(TASK DIRECTIONS): Gather, from the listing beneath this task, every line holding the string "terminals".

+++ RECORDS FOR THE EXERCISE +++

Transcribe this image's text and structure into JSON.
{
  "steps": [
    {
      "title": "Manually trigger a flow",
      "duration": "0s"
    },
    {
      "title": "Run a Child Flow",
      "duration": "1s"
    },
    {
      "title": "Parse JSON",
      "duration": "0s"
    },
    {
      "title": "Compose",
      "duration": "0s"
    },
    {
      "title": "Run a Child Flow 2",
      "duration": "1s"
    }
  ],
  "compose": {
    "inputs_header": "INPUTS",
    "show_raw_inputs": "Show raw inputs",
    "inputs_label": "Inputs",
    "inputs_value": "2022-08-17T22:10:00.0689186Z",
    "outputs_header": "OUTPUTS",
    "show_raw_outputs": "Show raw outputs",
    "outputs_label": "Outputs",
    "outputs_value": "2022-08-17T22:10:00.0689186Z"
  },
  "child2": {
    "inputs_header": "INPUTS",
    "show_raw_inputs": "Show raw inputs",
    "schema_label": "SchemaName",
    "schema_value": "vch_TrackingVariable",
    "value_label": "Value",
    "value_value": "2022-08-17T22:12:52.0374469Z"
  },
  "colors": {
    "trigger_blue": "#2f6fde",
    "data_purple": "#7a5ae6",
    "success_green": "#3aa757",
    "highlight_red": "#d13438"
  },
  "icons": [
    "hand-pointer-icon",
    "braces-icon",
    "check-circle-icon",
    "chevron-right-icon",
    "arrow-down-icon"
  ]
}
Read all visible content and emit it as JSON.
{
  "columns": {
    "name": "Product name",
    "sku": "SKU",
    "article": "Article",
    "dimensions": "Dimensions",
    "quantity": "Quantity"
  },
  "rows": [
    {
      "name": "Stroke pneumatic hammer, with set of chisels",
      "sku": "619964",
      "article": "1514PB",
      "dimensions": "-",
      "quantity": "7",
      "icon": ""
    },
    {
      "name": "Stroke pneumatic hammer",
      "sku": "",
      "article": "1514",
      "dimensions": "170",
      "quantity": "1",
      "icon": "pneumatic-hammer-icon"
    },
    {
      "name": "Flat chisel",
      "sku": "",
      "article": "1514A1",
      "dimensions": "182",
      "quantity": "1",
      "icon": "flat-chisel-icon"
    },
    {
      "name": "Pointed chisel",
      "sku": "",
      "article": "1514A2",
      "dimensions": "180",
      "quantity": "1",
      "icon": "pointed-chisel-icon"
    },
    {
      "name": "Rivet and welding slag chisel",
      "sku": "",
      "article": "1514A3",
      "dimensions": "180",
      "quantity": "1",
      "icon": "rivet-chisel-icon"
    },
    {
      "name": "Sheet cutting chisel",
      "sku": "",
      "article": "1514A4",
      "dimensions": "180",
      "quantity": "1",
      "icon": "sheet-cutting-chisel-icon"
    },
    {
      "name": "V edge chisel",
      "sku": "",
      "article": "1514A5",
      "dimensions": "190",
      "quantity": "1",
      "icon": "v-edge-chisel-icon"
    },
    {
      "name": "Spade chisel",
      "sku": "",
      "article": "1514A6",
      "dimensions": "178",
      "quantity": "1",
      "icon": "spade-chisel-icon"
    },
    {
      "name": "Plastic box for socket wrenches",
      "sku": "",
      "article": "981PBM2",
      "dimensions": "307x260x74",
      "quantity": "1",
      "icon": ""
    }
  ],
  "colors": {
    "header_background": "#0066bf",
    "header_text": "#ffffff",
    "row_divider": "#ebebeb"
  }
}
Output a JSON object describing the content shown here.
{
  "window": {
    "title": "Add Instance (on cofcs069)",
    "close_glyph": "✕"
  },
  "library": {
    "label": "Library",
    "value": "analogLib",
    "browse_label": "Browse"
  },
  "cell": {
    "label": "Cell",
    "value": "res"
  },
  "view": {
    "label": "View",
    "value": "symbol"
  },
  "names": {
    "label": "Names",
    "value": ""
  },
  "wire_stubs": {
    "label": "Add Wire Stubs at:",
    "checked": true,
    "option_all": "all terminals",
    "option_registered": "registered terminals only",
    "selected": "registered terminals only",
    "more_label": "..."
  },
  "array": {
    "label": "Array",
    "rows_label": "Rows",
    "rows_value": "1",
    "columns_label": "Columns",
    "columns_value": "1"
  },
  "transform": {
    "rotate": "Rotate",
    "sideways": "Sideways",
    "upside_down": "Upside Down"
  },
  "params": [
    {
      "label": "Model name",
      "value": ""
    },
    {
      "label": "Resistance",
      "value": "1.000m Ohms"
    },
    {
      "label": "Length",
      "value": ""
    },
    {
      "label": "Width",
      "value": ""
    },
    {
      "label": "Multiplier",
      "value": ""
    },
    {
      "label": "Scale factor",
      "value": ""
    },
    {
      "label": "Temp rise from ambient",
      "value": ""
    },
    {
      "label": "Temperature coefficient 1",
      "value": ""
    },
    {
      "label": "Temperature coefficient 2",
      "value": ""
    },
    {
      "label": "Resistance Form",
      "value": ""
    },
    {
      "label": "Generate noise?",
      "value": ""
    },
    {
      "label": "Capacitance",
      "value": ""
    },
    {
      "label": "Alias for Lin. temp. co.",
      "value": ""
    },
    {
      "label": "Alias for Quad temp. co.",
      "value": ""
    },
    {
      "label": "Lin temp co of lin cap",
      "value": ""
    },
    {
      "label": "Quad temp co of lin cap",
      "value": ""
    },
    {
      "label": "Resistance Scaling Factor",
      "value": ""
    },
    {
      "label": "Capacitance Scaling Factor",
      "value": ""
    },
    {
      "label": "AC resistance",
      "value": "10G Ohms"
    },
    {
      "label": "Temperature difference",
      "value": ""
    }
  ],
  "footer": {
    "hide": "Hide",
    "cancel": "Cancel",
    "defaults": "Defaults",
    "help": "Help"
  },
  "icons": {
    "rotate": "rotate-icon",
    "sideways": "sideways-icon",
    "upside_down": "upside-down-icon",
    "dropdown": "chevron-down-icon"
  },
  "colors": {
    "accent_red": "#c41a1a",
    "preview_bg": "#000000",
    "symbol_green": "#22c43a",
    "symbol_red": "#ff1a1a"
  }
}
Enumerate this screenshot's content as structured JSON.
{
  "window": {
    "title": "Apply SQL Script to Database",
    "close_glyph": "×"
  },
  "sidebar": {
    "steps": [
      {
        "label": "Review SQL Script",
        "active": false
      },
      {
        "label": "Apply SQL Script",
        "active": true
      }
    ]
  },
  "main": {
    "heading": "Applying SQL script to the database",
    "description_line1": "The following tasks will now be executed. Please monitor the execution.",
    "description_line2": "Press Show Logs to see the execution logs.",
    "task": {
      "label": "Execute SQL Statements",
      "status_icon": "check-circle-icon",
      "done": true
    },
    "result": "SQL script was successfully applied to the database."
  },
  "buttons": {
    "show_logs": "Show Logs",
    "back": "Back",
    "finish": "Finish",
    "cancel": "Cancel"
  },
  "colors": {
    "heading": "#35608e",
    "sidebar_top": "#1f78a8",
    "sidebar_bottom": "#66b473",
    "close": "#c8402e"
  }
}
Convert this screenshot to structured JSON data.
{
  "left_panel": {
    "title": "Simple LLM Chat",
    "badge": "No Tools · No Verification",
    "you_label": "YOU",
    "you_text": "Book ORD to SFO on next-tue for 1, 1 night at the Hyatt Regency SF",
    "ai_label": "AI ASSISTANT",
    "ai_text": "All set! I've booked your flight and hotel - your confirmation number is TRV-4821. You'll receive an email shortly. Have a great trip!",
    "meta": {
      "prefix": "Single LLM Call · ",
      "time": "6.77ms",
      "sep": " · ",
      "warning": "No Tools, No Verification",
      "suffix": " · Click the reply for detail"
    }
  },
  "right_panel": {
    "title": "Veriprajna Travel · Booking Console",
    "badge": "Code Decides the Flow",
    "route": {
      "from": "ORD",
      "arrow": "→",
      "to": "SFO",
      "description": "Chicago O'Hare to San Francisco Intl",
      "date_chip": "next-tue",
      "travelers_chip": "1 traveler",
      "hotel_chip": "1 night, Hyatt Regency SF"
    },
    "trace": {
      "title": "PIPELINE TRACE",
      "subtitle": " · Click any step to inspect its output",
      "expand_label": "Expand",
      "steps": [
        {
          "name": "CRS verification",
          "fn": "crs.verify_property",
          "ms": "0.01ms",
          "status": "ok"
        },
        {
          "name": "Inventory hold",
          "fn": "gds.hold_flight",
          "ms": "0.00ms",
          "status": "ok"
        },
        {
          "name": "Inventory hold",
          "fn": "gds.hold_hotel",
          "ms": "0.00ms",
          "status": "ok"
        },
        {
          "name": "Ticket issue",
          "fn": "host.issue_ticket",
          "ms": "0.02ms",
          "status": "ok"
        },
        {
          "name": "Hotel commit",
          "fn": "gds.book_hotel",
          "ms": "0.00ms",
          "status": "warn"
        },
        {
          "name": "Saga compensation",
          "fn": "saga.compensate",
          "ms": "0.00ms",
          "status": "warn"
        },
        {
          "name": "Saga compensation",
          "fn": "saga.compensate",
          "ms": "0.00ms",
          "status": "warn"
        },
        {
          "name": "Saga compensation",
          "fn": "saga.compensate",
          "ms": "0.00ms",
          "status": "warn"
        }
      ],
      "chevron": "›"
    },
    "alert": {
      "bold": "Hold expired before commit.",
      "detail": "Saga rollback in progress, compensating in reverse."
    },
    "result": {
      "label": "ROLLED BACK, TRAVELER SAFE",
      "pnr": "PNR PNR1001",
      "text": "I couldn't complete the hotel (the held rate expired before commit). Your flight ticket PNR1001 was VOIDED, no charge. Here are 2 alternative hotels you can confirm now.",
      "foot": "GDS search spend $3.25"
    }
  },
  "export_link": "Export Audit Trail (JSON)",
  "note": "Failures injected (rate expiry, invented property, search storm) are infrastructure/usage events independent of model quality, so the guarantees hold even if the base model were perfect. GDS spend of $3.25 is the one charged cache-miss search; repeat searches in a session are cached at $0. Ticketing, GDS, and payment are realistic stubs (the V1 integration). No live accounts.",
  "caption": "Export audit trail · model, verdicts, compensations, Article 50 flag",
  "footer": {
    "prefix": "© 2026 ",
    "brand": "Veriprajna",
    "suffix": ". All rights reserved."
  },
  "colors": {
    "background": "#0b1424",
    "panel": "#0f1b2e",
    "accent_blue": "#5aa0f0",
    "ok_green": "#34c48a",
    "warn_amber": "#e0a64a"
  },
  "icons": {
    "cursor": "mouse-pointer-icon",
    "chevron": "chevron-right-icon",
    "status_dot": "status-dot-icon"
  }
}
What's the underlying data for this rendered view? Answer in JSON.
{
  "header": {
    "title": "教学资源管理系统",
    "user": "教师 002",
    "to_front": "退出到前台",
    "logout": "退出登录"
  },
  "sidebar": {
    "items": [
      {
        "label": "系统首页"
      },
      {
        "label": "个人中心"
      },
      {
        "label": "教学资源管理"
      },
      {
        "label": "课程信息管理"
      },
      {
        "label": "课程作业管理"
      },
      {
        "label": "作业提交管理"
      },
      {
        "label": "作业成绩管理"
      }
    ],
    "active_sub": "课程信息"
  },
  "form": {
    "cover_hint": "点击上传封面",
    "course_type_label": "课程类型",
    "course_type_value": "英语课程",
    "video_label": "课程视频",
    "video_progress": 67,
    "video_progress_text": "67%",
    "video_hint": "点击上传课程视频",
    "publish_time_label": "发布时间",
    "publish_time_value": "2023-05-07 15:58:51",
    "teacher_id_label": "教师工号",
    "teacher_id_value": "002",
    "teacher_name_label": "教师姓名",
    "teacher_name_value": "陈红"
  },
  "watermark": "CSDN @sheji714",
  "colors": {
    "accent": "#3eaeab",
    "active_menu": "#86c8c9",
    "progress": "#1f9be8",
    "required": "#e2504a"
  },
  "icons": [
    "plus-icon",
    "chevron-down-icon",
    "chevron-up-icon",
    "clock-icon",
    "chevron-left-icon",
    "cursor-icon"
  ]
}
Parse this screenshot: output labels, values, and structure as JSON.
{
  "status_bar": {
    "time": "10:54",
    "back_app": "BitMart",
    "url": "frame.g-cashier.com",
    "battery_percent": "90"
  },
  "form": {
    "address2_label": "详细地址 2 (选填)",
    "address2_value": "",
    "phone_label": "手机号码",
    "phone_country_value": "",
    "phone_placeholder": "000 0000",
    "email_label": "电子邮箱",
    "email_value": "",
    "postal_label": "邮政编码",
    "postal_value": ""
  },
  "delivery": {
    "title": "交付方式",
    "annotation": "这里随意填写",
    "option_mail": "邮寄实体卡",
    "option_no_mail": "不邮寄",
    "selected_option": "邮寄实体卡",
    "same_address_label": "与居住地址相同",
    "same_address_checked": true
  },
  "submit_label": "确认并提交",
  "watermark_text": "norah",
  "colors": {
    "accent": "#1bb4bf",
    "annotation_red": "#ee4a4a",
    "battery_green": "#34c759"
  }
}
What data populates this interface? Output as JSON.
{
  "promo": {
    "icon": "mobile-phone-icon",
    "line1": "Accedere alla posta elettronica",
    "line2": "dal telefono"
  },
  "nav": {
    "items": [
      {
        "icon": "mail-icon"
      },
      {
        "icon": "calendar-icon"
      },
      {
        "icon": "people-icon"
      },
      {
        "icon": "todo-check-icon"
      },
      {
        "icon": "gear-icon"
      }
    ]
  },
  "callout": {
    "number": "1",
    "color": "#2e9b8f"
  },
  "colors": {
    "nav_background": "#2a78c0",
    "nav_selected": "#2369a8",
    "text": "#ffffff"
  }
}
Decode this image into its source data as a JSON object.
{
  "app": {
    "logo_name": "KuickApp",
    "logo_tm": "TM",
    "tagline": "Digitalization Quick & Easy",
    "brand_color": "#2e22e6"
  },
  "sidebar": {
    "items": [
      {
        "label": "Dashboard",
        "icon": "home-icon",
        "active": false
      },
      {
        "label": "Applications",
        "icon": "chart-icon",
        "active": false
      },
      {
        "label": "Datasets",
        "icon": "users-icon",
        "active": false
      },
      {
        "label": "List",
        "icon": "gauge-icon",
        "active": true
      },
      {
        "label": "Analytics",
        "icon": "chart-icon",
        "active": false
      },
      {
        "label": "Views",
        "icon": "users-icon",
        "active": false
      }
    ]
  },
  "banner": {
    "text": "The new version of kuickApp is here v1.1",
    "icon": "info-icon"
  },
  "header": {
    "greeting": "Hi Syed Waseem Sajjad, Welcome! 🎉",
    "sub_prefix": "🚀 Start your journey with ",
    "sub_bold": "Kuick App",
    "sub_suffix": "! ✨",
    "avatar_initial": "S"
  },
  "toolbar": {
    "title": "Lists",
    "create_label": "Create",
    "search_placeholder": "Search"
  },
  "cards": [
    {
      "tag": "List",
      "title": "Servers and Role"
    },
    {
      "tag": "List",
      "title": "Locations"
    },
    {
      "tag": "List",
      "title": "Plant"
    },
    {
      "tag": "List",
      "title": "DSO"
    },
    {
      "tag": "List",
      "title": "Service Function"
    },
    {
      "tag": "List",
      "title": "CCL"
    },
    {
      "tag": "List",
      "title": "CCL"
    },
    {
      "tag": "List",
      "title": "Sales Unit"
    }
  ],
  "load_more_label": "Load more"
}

+++

(TASK SOLUTION):
    "option_all": "all terminals",
    "option_registered": "registered terminals only",
    "selected": "registered terminals only",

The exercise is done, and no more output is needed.